[Stored data]
::::

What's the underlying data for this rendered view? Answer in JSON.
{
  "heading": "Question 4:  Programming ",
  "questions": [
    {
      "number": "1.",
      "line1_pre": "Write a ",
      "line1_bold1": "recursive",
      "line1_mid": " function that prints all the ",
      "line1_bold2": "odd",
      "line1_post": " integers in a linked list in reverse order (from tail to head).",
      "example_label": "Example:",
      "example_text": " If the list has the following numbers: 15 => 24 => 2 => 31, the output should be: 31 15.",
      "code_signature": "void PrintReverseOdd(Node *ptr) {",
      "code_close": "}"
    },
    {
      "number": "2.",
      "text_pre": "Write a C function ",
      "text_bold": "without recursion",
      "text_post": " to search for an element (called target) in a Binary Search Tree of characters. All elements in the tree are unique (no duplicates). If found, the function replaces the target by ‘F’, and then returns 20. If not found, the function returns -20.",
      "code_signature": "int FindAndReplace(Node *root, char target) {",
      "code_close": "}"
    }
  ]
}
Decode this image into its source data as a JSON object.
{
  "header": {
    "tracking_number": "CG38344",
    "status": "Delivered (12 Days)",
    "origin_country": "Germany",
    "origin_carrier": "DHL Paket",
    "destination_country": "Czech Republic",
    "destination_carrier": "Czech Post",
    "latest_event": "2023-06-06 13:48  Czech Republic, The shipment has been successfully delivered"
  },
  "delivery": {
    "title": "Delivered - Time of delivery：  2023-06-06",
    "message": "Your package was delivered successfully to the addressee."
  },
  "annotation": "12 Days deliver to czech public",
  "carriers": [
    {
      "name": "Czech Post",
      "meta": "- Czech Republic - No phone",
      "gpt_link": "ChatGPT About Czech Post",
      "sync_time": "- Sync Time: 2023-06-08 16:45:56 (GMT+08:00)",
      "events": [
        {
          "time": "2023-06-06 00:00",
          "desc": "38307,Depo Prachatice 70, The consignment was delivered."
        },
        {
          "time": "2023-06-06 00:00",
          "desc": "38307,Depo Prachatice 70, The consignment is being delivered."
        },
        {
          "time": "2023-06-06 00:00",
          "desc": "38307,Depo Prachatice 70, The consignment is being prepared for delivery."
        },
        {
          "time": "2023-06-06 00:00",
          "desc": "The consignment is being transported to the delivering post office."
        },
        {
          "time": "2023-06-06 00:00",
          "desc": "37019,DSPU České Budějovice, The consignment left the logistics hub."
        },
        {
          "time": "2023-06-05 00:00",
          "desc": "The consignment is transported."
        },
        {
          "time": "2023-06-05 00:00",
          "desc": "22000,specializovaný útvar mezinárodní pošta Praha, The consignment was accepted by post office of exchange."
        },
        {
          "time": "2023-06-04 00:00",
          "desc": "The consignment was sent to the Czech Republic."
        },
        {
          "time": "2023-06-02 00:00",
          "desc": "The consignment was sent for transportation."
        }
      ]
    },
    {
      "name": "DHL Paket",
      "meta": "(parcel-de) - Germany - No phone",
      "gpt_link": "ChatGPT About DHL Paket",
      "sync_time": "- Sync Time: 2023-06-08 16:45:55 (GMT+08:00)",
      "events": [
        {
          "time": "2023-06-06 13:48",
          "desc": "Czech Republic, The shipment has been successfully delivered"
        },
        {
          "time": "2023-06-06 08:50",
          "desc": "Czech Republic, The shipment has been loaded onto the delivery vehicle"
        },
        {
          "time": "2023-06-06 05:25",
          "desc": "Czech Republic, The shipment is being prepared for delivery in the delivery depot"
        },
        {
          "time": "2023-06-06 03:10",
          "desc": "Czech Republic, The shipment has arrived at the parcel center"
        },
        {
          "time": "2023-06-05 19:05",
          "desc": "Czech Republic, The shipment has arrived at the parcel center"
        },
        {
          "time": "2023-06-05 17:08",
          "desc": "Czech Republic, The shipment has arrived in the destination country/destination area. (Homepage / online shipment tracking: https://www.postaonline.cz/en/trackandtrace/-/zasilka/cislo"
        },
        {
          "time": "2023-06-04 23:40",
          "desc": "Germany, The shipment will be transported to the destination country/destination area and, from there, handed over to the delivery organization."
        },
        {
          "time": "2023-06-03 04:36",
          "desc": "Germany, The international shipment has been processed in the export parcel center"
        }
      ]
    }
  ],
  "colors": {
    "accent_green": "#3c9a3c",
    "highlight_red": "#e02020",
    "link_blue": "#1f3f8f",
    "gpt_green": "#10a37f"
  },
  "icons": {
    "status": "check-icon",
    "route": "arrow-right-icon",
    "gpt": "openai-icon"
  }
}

::::

### Directive
Your task is to retype all the records above with nothing left out.

### Output of the exercise
What's the underlying data for this rendered view? Answer in JSON.
{
  "heading": "Question 4:  Programming ",
  "questions": [
    {
      "number": "1.",
      "line1_pre": "Write a ",
      "line1_bold1": "recursive",
      "line1_mid": " function that prints all the ",
      "line1_bold2": "odd",
      "line1_post": " integers in a linked list in reverse order (from tail to head).",
      "example_label": "Example:",
      "example_text": " If the list has the following numbers: 15 => 24 => 2 => 31, the output should be: 31 15.",
      "code_signature": "void PrintReverseOdd(Node *ptr) {",
      "code_close": "}"
    },
    {
      "number": "2.",
      "text_pre": "Write a C function ",
      "text_bold": "without recursion",
      "text_post": " to search for an element (called target) in a Binary Search Tree of characters. All elements in the tree are unique (no duplicates). If found, the function replaces the target by ‘F’, and then returns 20. If not found, the function returns -20.",
      "code_signature": "int FindAndReplace(Node *root, char target) {",
      "code_close": "}"
    }
  ]
}
Decode this image into its source data as a JSON object.
{
  "header": {
    "tracking_number": "CG38344",
    "status": "Delivered (12 Days)",
    "origin_country": "Germany",
    "origin_carrier": "DHL Paket",
    "destination_country": "Czech Republic",
    "destination_carrier": "Czech Post",
    "latest_event": "2023-06-06 13:48  Czech Republic, The shipment has been successfully delivered"
  },
  "delivery": {
    "title": "Delivered - Time of delivery：  2023-06-06",
    "message": "Your package was delivered successfully to the addressee."
  },
  "annotation": "12 Days deliver to czech public",
  "carriers": [
    {
      "name": "Czech Post",
      "meta": "- Czech Republic - No phone",
      "gpt_link": "ChatGPT About Czech Post",
      "sync_time": "- Sync Time: 2023-06-08 16:45:56 (GMT+08:00)",
      "events": [
        {
          "time": "2023-06-06 00:00",
          "desc": "38307,Depo Prachatice 70, The consignment was delivered."
        },
        {
          "time": "2023-06-06 00:00",
          "desc": "38307,Depo Prachatice 70, The consignment is being delivered."
        },
        {
          "time": "2023-06-06 00:00",
          "desc": "38307,Depo Prachatice 70, The consignment is being prepared for delivery."
        },
        {
          "time": "2023-06-06 00:00",
          "desc": "The consignment is being transported to the delivering post office."
        },
        {
          "time": "2023-06-06 00:00",
          "desc": "37019,DSPU České Budějovice, The consignment left the logistics hub."
        },
        {
          "time": "2023-06-05 00:00",
          "desc": "The consignment is transported."
        },
        {
          "time": "2023-06-05 00:00",
          "desc": "22000,specializovaný útvar mezinárodní pošta Praha, The consignment was accepted by post office of exchange."
        },
        {
          "time": "2023-06-04 00:00",
          "desc": "The consignment was sent to the Czech Republic."
        },
        {
          "time": "2023-06-02 00:00",
          "desc": "The consignment was sent for transportation."
        }
      ]
    },
    {
      "name": "DHL Paket",
      "meta": "(parcel-de) - Germany - No phone",
      "gpt_link": "ChatGPT About DHL Paket",
      "sync_time": "- Sync Time: 2023-06-08 16:45:55 (GMT+08:00)",
      "events": [
        {
          "time": "2023-06-06 13:48",
          "desc": "Czech Republic, The shipment has been successfully delivered"
        },
        {
          "time": "2023-06-06 08:50",
          "desc": "Czech Republic, The shipment has been loaded onto the delivery vehicle"
        },
        {
          "time": "2023-06-06 05:25",
          "desc": "Czech Republic, The shipment is being prepared for delivery in the delivery depot"
        },
        {
          "time": "2023-06-06 03:10",
          "desc": "Czech Republic, The shipment has arrived at the parcel center"
        },
        {
          "time": "2023-06-05 19:05",
          "desc": "Czech Republic, The shipment has arrived at the parcel center"
        },
        {
          "time": "2023-06-05 17:08",
          "desc": "Czech Republic, The shipment has arrived in the destination country/destination area. (Homepage / online shipment tracking: https://www.postaonline.cz/en/trackandtrace/-/zasilka/cislo"
        },
        {
          "time": "2023-06-04 23:40",
          "desc": "Germany, The shipment will be transported to the destination country/destination area and, from there, handed over to the delivery organization."
        },
        {
          "time": "2023-06-03 04:36",
          "desc": "Germany, The international shipment has been processed in the export parcel center"
        }
      ]
    }
  ],
  "colors": {
    "accent_green": "#3c9a3c",
    "highlight_red": "#e02020",
    "link_blue": "#1f3f8f",
    "gpt_green": "#10a37f"
  },
  "icons": {
    "status": "check-icon",
    "route": "arrow-right-icon",
    "gpt": "openai-icon"
  }
}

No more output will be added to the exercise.